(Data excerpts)
━━━━

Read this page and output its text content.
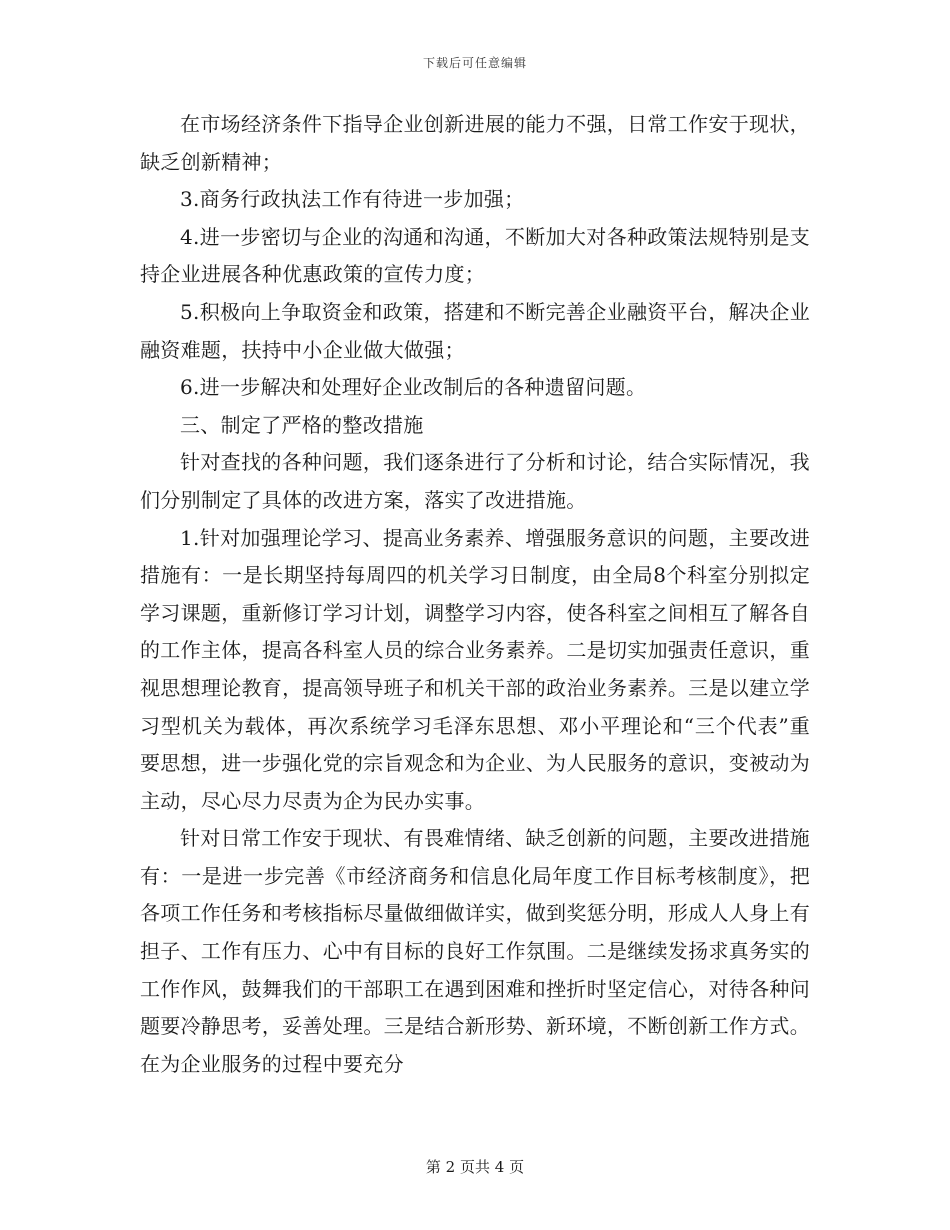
下载后可任意编辑

在市场经济条件下指导企业创新进展的能力不强，日常工作安于现状，缺乏创新精神；

3.商务行政执法工作有待进一步加强；

4.进一步密切与企业的沟通和沟通，不断加大对各种政策法规特别是支持企业进展各种优惠政策的宣传力度；

5.积极向上争取资金和政策，搭建和不断完善企业融资平台，解决企业融资难题，扶持中小企业做大做强；

6.进一步解决和处理好企业改制后的各种遗留问题。

三、制定了严格的整改措施

针对查找的各种问题，我们逐条进行了分析和讨论，结合实际情况，我们分别制定了具体的改进方案，落实了改进措施。

1.针对加强理论学习、提高业务素养、增强服务意识的问题，主要改进措施有：一是长期坚持每周四的机关学习日制度，由全局8个科室分别拟定学习课题，重新修订学习计划，调整学习内容，使各科室之间相互了解各自的工作主体，提高各科室人员的综合业务素养。二是切实加强责任意识，重视思想理论教育，提高领导班子和机关干部的政治业务素养。三是以建立学习型机关为载体，再次系统学习毛泽东思想、邓小平理论和“三个代表”重要思想，进一步强化党的宗旨观念和为企业、为人民服务的意识，变被动为主动，尽心尽力尽责为企为民办实事。

针对日常工作安于现状、有畏难情绪、缺乏创新的问题，主要改进措施有：一是进一步完善《市经济商务和信息化局年度工作目标考核制度》，把各项工作任务和考核指标尽量做细做详实，做到奖惩分明，形成人人身上有担子、工作有压力、心中有目标的良好工作氛围。二是继续发扬求真务实的工作作风，鼓舞我们的干部职工在遇到困难和挫折时坚定信心，对待各种问题要冷静思考，妥善处理。三是结合新形势、新环境，不断创新工作方式。在为企业服务的过程中要充分

第 2 页共 4 页
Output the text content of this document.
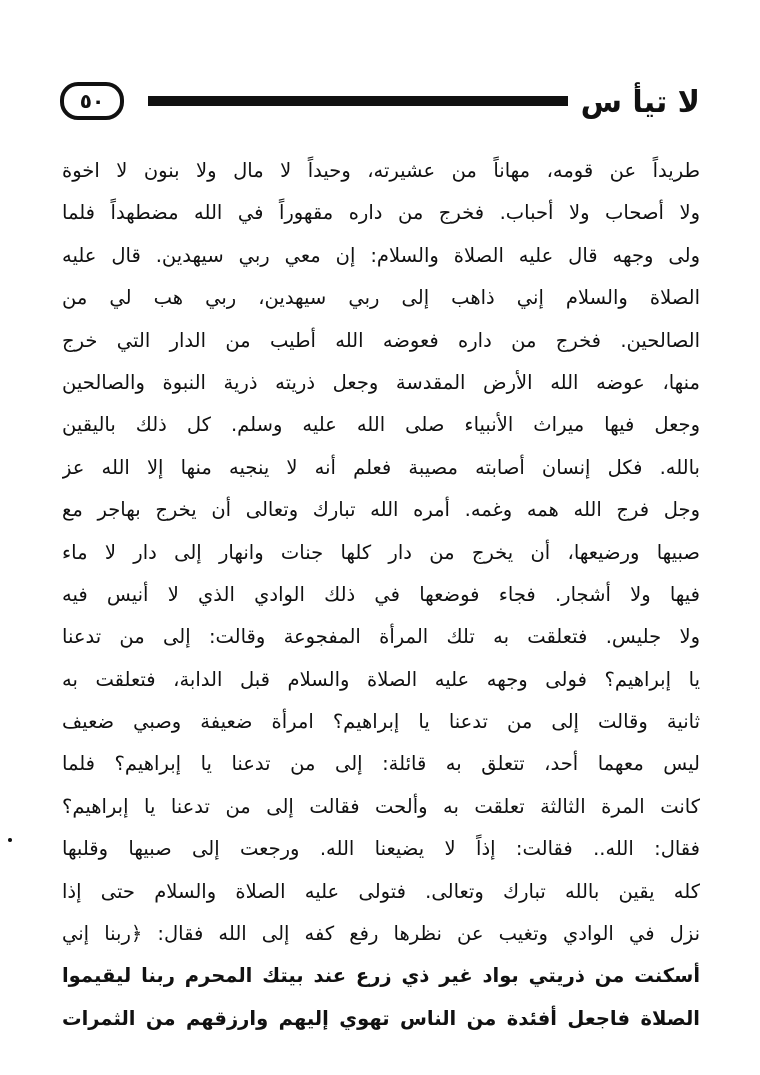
٥٠	لا تيأ س
طريداً عن قومه، مهاناً من عشيرته، وحيداً لا مال ولا بنون لا اخوة
ولا أصحاب ولا أحباب. فخرج من داره مقهوراً في الله مضطهداً فلما
ولى وجهه قال عليه الصلاة والسلام: إن معي ربي سيهدين. قال عليه
الصلاة والسلام إني ذاهب إلى ربي سيهدين، ربي هب لي من
الصالحين. فخرج من داره فعوضه الله أطيب من الدار التي خرج
منها، عوضه الله الأرض المقدسة وجعل ذريته ذرية النبوة والصالحين
وجعل فيها ميراث الأنبياء صلى الله عليه وسلم. كل ذلك باليقين
بالله. فكل إنسان أصابته مصيبة فعلم أنه لا ينجيه منها إلا الله عز
وجل فرج الله همه وغمه. أمره الله تبارك وتعالى أن يخرج بهاجر مع
صبيها ورضيعها، أن يخرج من دار كلها جنات وانهار إلى دار لا ماء
فيها ولا أشجار. فجاء فوضعها في ذلك الوادي الذي لا أنيس فيه
ولا جليس. فتعلقت به تلك المرأة المفجوعة وقالت: إلى من تدعنا
يا إبراهيم؟ فولى وجهه عليه الصلاة والسلام قبل الدابة، فتعلقت به
ثانية وقالت إلى من تدعنا يا إبراهيم؟ امرأة ضعيفة وصبي ضعيف
ليس معهما أحد، تتعلق به قائلة: إلى من تدعنا يا إبراهيم؟ فلما
كانت المرة الثالثة تعلقت به وألحت فقالت إلى من تدعنا يا إبراهيم؟
فقال: الله.. فقالت: إذاً لا يضيعنا الله. ورجعت إلى صبيها وقلبها
كله يقين بالله تبارك وتعالى. فتولى عليه الصلاة والسلام حتى إذا
نزل في الوادي وتغيب عن نظرها رفع كفه إلى الله فقال: ﴿ربنا إني
أسكنت من ذريتي بواد غير ذي زرع عند بيتك المحرم ربنا ليقيموا
الصلاة فاجعل أفئدة من الناس تهوي إليهم وارزقهم من الثمرات
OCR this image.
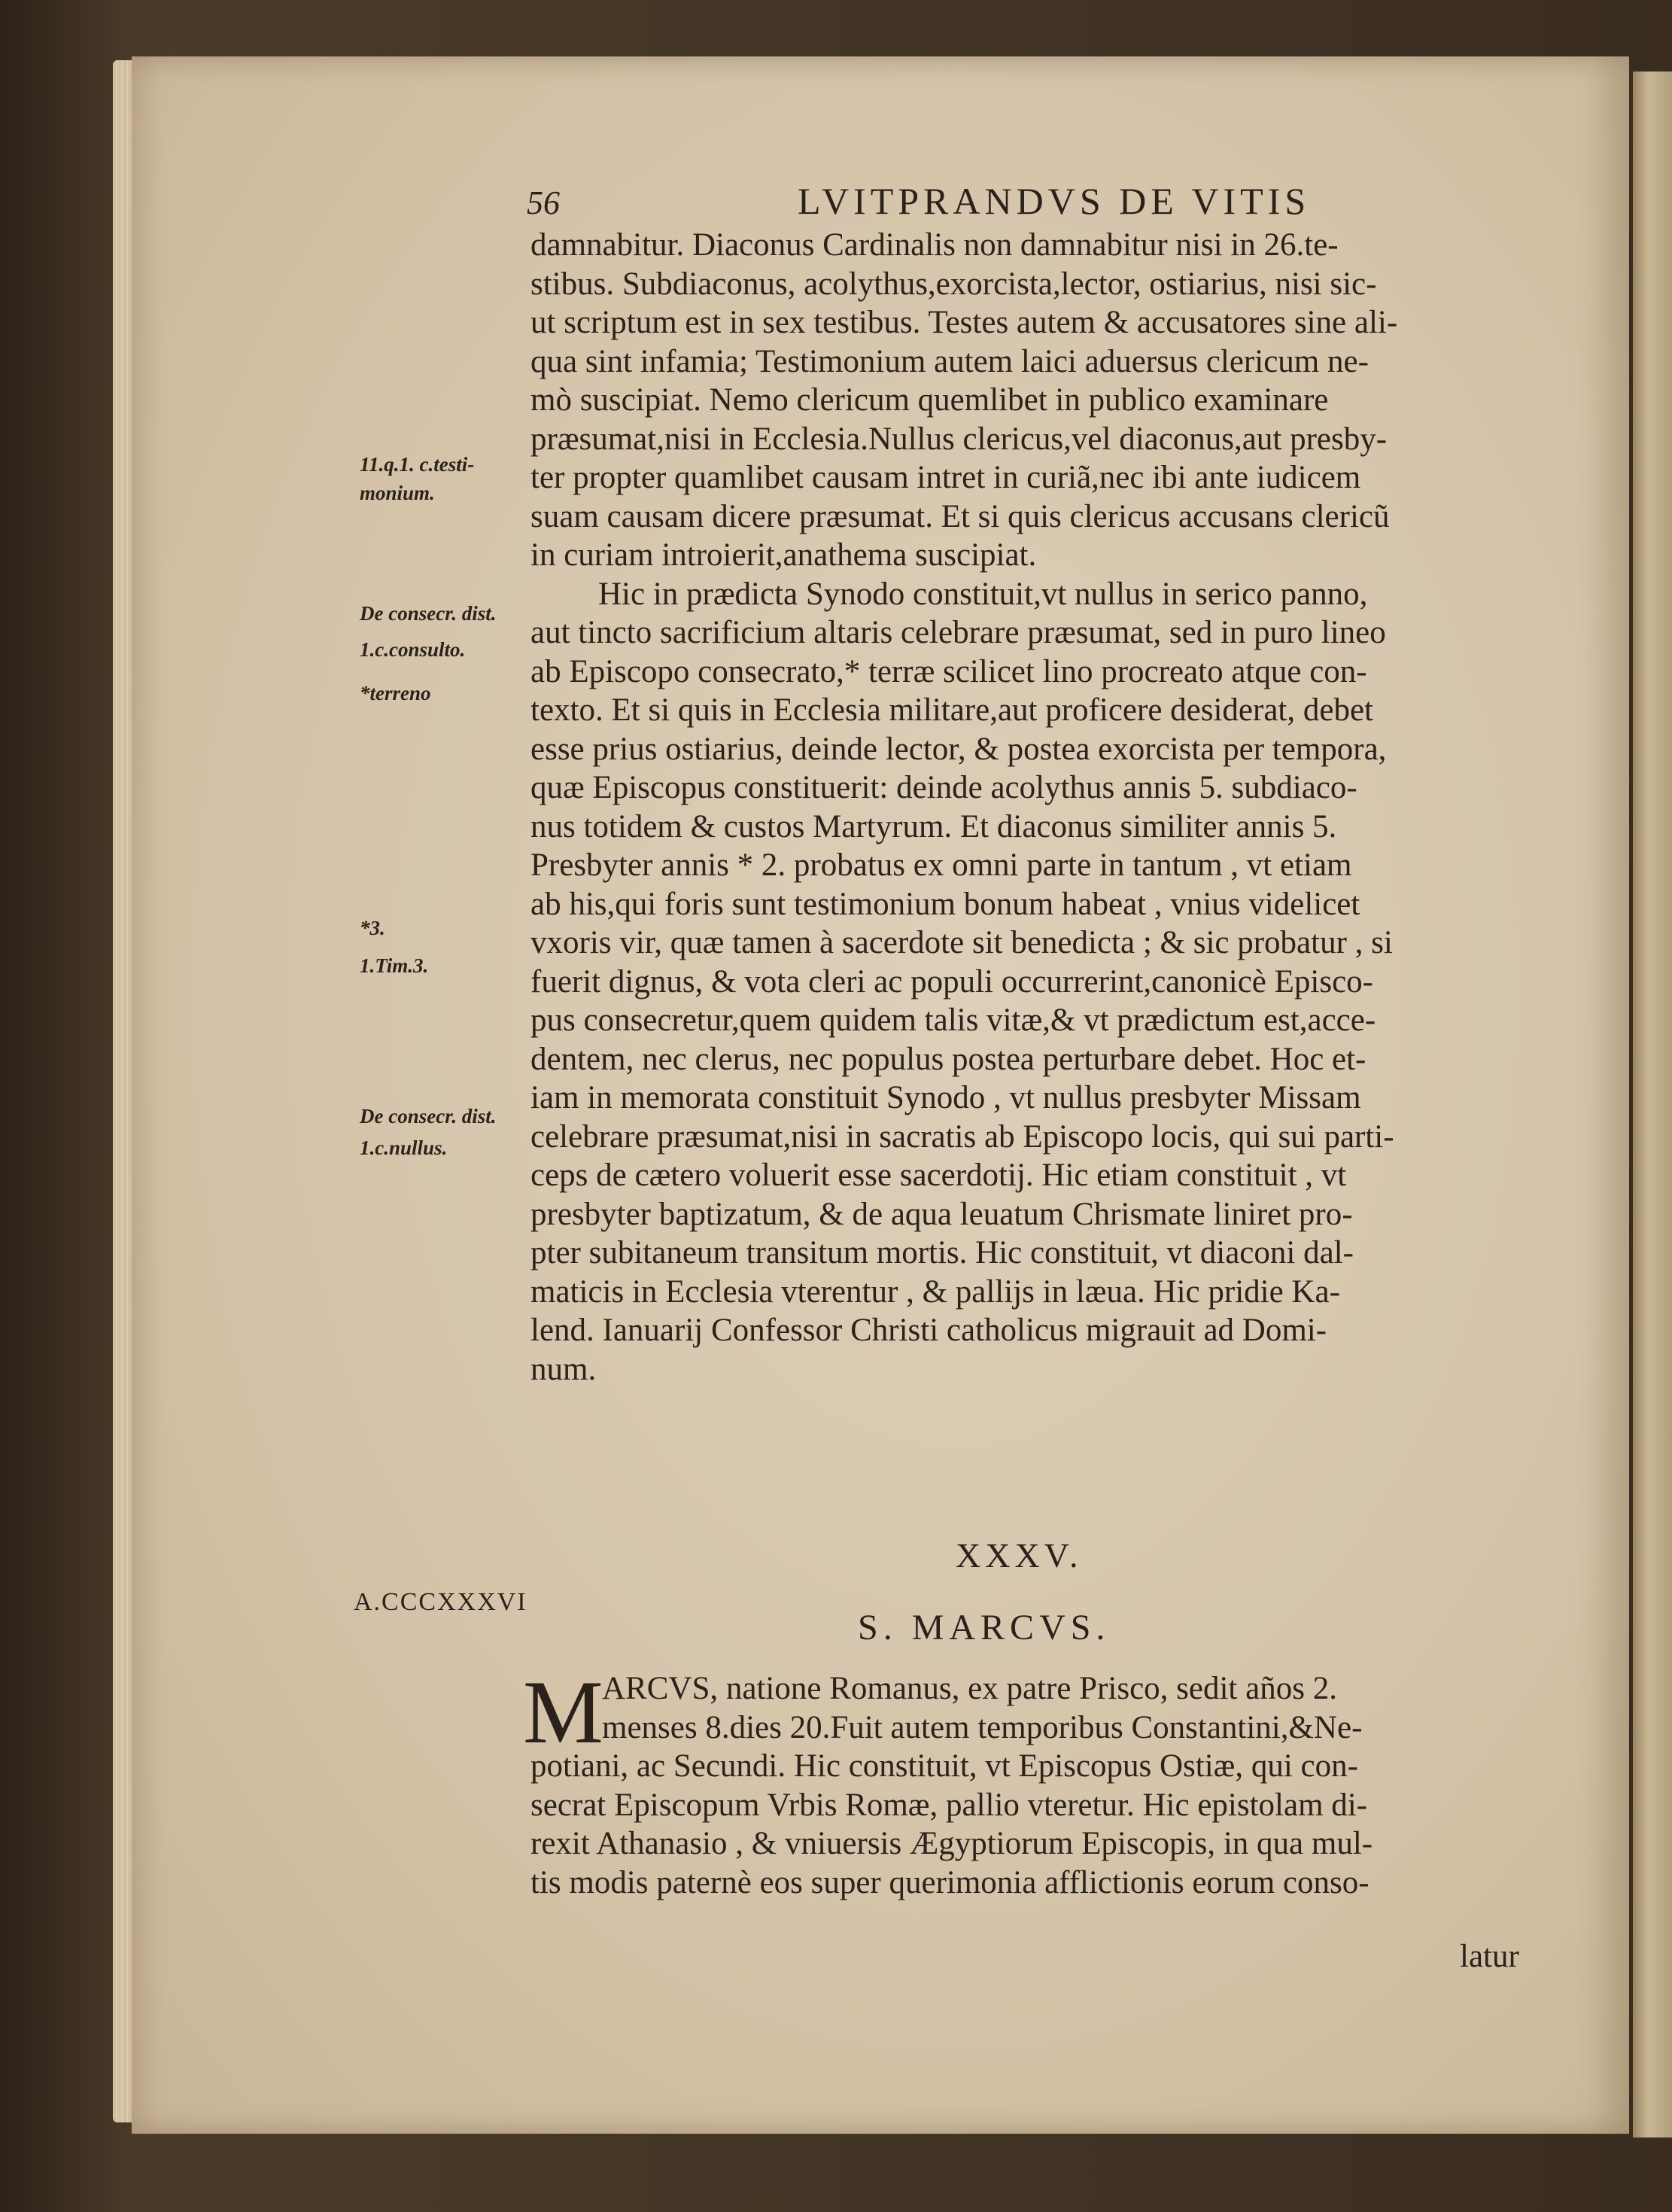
56	LVITPRANDVS DE VITIS
damnabitur. Diaconus Cardinalis non damnabitur nisi in 26.te-
stibus. Subdiaconus, acolythus,exorcista,lector, ostiarius, nisi sic-
ut scriptum est in sex testibus. Testes autem & accusatores sine ali-
qua sint infamia; Testimonium autem laici aduersus clericum ne-
mò suscipiat. Nemo clericum quemlibet in publico examinare
præsumat,nisi in Ecclesia.Nullus clericus,vel diaconus,aut presby-
ter propter quamlibet causam intret in curiã,nec ibi ante iudicem
suam causam dicere præsumat. Et si quis clericus accusans clericũ
in curiam introierit,anathema suscipiat.
Hic in prædicta Synodo constituit,vt nullus in serico panno,
aut tincto sacrificium altaris celebrare præsumat, sed in puro lineo
ab Episcopo consecrato,* terræ scilicet lino procreato atque con-
texto. Et si quis in Ecclesia militare,aut proficere desiderat, debet
esse prius ostiarius, deinde lector, & postea exorcista per tempora,
quæ Episcopus constituerit: deinde acolythus annis 5. subdiaco-
nus totidem & custos Martyrum. Et diaconus similiter annis 5.
Presbyter annis * 2. probatus ex omni parte in tantum , vt etiam
ab his,qui foris sunt testimonium bonum habeat , vnius videlicet
vxoris vir, quæ tamen à sacerdote sit benedicta ; & sic probatur , si
fuerit dignus, & vota cleri ac populi occurrerint,canonicè Episco-
pus consecretur,quem quidem talis vitæ,& vt prædictum est,acce-
dentem, nec clerus, nec populus postea perturbare debet. Hoc et-
iam in memorata constituit Synodo , vt nullus presbyter Missam
celebrare præsumat,nisi in sacratis ab Episcopo locis, qui sui parti-
ceps de cætero voluerit esse sacerdotij. Hic etiam constituit , vt
presbyter baptizatum, & de aqua leuatum Chrismate liniret pro-
pter subitaneum transitum mortis. Hic constituit, vt diaconi dal-
maticis in Ecclesia vterentur , & pallijs in læua. Hic pridie Ka-
lend. Ianuarij Confessor Christi catholicus migrauit ad Domi-
num.
11.q.1. c.testi-
monium.
De consecr. dist.
1.c.consulto.
*terreno
*3.
1.Tim.3.
De consecr. dist.
1.c.nullus.
XXXV.
A.CCCXXXVI
S. MARCVS.
M
ARCVS, natione Romanus, ex patre Prisco, sedit años 2.
menses 8.dies 20.Fuit autem temporibus Constantini,&Ne-
potiani, ac Secundi. Hic constituit, vt Episcopus Ostiæ, qui con-
secrat Episcopum Vrbis Romæ, pallio vteretur. Hic epistolam di-
rexit Athanasio , & vniuersis Ægyptiorum Episcopis, in qua mul-
tis modis paternè eos super querimonia afflictionis eorum conso-
latur
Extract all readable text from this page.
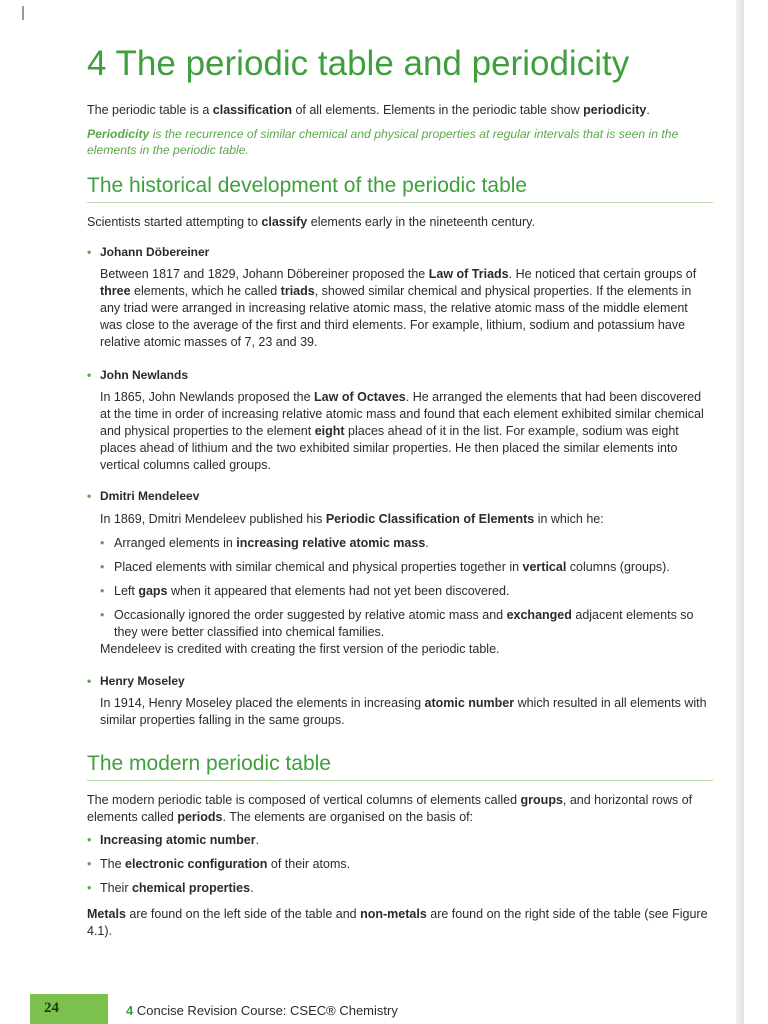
4 The periodic table and periodicity

The periodic table is a classification of all elements. Elements in the periodic table show periodicity.

Periodicity is the recurrence of similar chemical and physical properties at regular intervals that is seen in the elements in the periodic table.

The historical development of the periodic table

Scientists started attempting to classify elements early in the nineteenth century.

• Johann Döbereiner

Between 1817 and 1829, Johann Döbereiner proposed the Law of Triads. He noticed that certain groups of three elements, which he called triads, showed similar chemical and physical properties. If the elements in any triad were arranged in increasing relative atomic mass, the relative atomic mass of the middle element was close to the average of the first and third elements. For example, lithium, sodium and potassium have relative atomic masses of 7, 23 and 39.

• John Newlands

In 1865, John Newlands proposed the Law of Octaves. He arranged the elements that had been discovered at the time in order of increasing relative atomic mass and found that each element exhibited similar chemical and physical properties to the element eight places ahead of it in the list. For example, sodium was eight places ahead of lithium and the two exhibited similar properties. He then placed the similar elements into vertical columns called groups.

• Dmitri Mendeleev

In 1869, Dmitri Mendeleev published his Periodic Classification of Elements in which he:

• Arranged elements in increasing relative atomic mass.
• Placed elements with similar chemical and physical properties together in vertical columns (groups).
• Left gaps when it appeared that elements had not yet been discovered.
• Occasionally ignored the order suggested by relative atomic mass and exchanged adjacent elements so they were better classified into chemical families.

Mendeleev is credited with creating the first version of the periodic table.

• Henry Moseley

In 1914, Henry Moseley placed the elements in increasing atomic number which resulted in all elements with similar properties falling in the same groups.

The modern periodic table

The modern periodic table is composed of vertical columns of elements called groups, and horizontal rows of elements called periods. The elements are organised on the basis of:

• Increasing atomic number.
• The electronic configuration of their atoms.
• Their chemical properties.

Metals are found on the left side of the table and non-metals are found on the right side of the table (see Figure 4.1).

24	4 Concise Revision Course: CSEC® Chemistry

━━━━

▸ **What to do**
Track down every line with the word "يخرج" and copy it.

▸ **Finished answer**
وجل فرج الله همه وغمه. أمره الله تبارك وتعالى أن يخرج بهاجر مع
صبيها ورضيعها، أن يخرج من دار كلها جنات وانهار إلى دار لا ماء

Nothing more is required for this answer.